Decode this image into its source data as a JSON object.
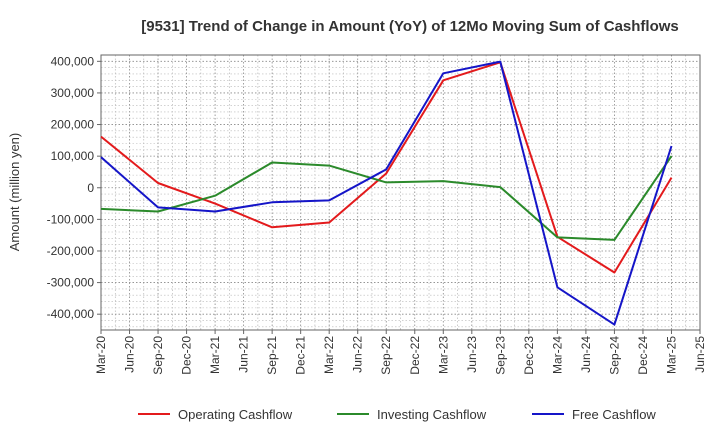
{
  "chart_data": {
    "type": "line",
    "title": "[9531]  Trend of Change in Amount (YoY) of 12Mo Moving Sum of Cashflows",
    "xlabel": "",
    "ylabel": "Amount (million yen)",
    "ylim": [
      -450000,
      420000
    ],
    "yticks": [
      400000,
      300000,
      200000,
      100000,
      0,
      -100000,
      -200000,
      -300000,
      -400000
    ],
    "ytick_labels": [
      "400,000",
      "300,000",
      "200,000",
      "100,000",
      "0",
      "-100,000",
      "-200,000",
      "-300,000",
      "-400,000"
    ],
    "x_ticks": [
      "Mar-20",
      "Jun-20",
      "Sep-20",
      "Dec-20",
      "Mar-21",
      "Jun-21",
      "Sep-21",
      "Dec-21",
      "Mar-22",
      "Jun-22",
      "Sep-22",
      "Dec-22",
      "Mar-23",
      "Jun-23",
      "Sep-23",
      "Dec-23",
      "Mar-24",
      "Jun-24",
      "Sep-24",
      "Dec-24",
      "Mar-25",
      "Jun-25"
    ],
    "x": [
      "Mar-20",
      "Sep-20",
      "Mar-21",
      "Sep-21",
      "Mar-22",
      "Sep-22",
      "Mar-23",
      "Sep-23",
      "Mar-24",
      "Sep-24",
      "Mar-25"
    ],
    "grid": true,
    "legend_position": "bottom",
    "series": [
      {
        "name": "Operating Cashflow",
        "color": "#e31a1c",
        "values": [
          162000,
          15000,
          -50000,
          -125000,
          -110000,
          45000,
          340000,
          397000,
          -155000,
          -268000,
          32000
        ]
      },
      {
        "name": "Investing Cashflow",
        "color": "#2b8a2b",
        "values": [
          -67000,
          -75000,
          -25000,
          80000,
          70000,
          17000,
          21000,
          2000,
          -157000,
          -165000,
          100000
        ]
      },
      {
        "name": "Free Cashflow",
        "color": "#1515c8",
        "values": [
          97000,
          -62000,
          -75000,
          -46000,
          -40000,
          58000,
          362000,
          399000,
          -315000,
          -433000,
          132000
        ]
      }
    ]
  }
}
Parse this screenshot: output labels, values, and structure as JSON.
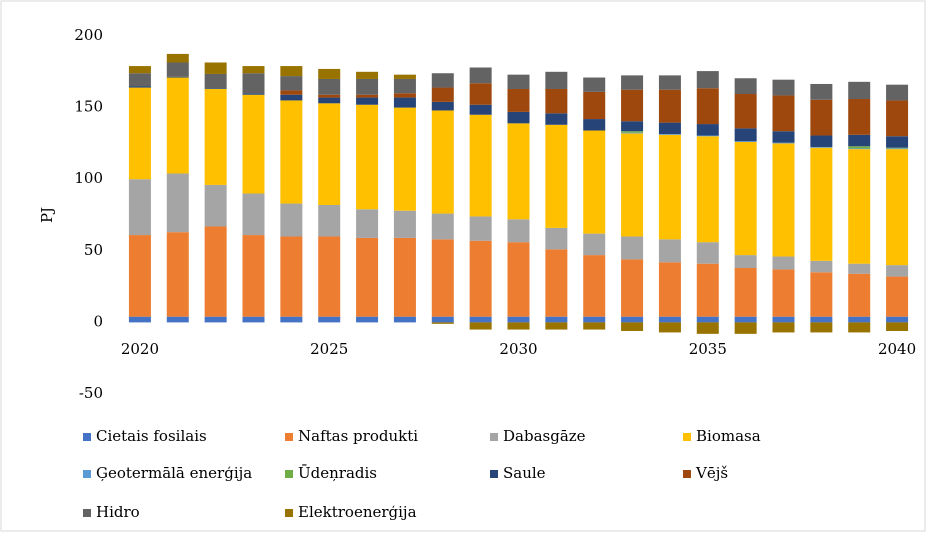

● **Exercise goal**
Set down the material exactly, every line of it, except for the pictures.

● **Reply to the exercise**
Decode this image into its source data as a JSON object.
{
  "chart_data": {
    "type": "line",
    "title": "[9531]  Trend of Change in Amount (YoY) of 12Mo Moving Sum of Cashflows",
    "xlabel": "",
    "ylabel": "Amount (million yen)",
    "ylim": [
      -450000,
      420000
    ],
    "yticks": [
      400000,
      300000,
      200000,
      100000,
      0,
      -100000,
      -200000,
      -300000,
      -400000
    ],
    "ytick_labels": [
      "400,000",
      "300,000",
      "200,000",
      "100,000",
      "0",
      "-100,000",
      "-200,000",
      "-300,000",
      "-400,000"
    ],
    "x_ticks": [
      "Mar-20",
      "Jun-20",
      "Sep-20",
      "Dec-20",
      "Mar-21",
      "Jun-21",
      "Sep-21",
      "Dec-21",
      "Mar-22",
      "Jun-22",
      "Sep-22",
      "Dec-22",
      "Mar-23",
      "Jun-23",
      "Sep-23",
      "Dec-23",
      "Mar-24",
      "Jun-24",
      "Sep-24",
      "Dec-24",
      "Mar-25",
      "Jun-25"
    ],
    "x": [
      "Mar-20",
      "Sep-20",
      "Mar-21",
      "Sep-21",
      "Mar-22",
      "Sep-22",
      "Mar-23",
      "Sep-23",
      "Mar-24",
      "Sep-24",
      "Mar-25"
    ],
    "grid": true,
    "legend_position": "bottom",
    "series": [
      {
        "name": "Operating Cashflow",
        "color": "#e31a1c",
        "values": [
          162000,
          15000,
          -50000,
          -125000,
          -110000,
          45000,
          340000,
          397000,
          -155000,
          -268000,
          32000
        ]
      },
      {
        "name": "Investing Cashflow",
        "color": "#2b8a2b",
        "values": [
          -67000,
          -75000,
          -25000,
          80000,
          70000,
          17000,
          21000,
          2000,
          -157000,
          -165000,
          100000
        ]
      },
      {
        "name": "Free Cashflow",
        "color": "#1515c8",
        "values": [
          97000,
          -62000,
          -75000,
          -46000,
          -40000,
          58000,
          362000,
          399000,
          -315000,
          -433000,
          132000
        ]
      }
    ]
  }
}
Parse this screenshot: output labels, values, and structure as JSON.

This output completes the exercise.